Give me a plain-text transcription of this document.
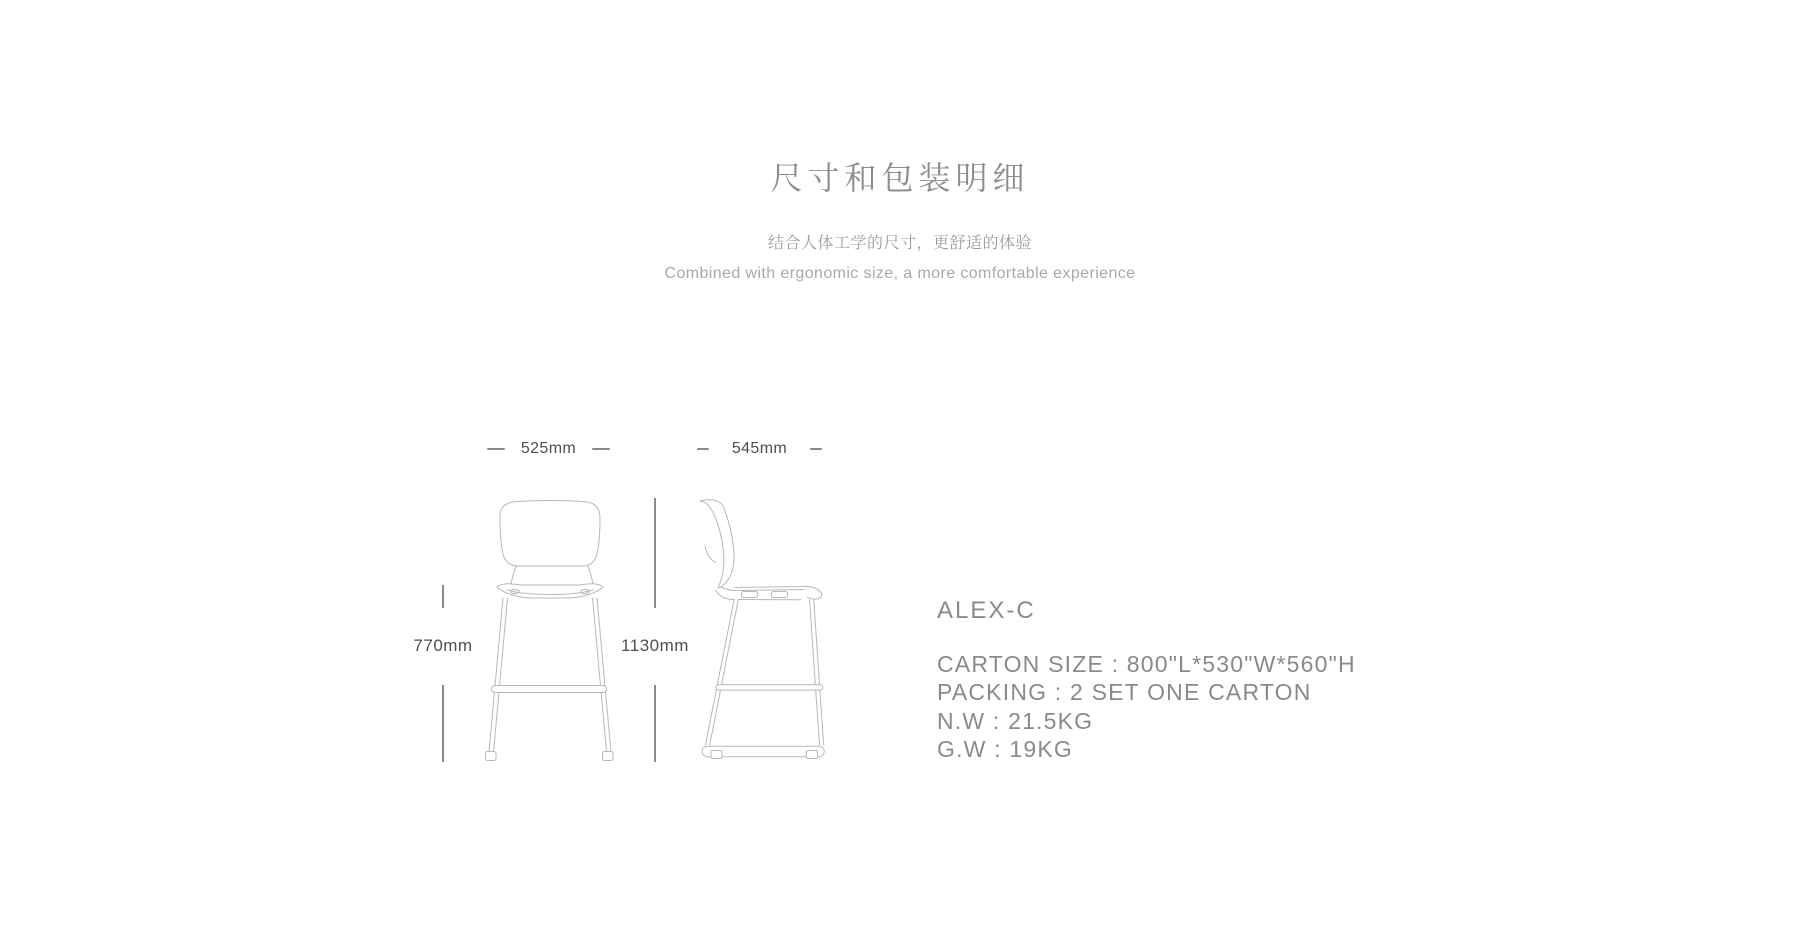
尺寸和包装明细

结合人体工学的尺寸，更舒适的体验

Combined with ergonomic size, a more comfortable experience

525mm	545mm
770mm	1130mm
ALEX-C
CARTON SIZE : 800"L*530"W*560"H
PACKING : 2 SET ONE CARTON
N.W : 21.5KG
G.W : 19KG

TASK TO COMPLETE: Above are records with pictures; repeat the records exactly and leave the pictures out.

CORRECT ANSWER:
Give me a plain-text transcription of this document.
尺寸和包装明细

结合人体工学的尺寸，更舒适的体验

Combined with ergonomic size, a more comfortable experience

525mm	545mm
770mm	1130mm
ALEX-C
CARTON SIZE : 800"L*530"W*560"H
PACKING : 2 SET ONE CARTON
N.W : 21.5KG
G.W : 19KG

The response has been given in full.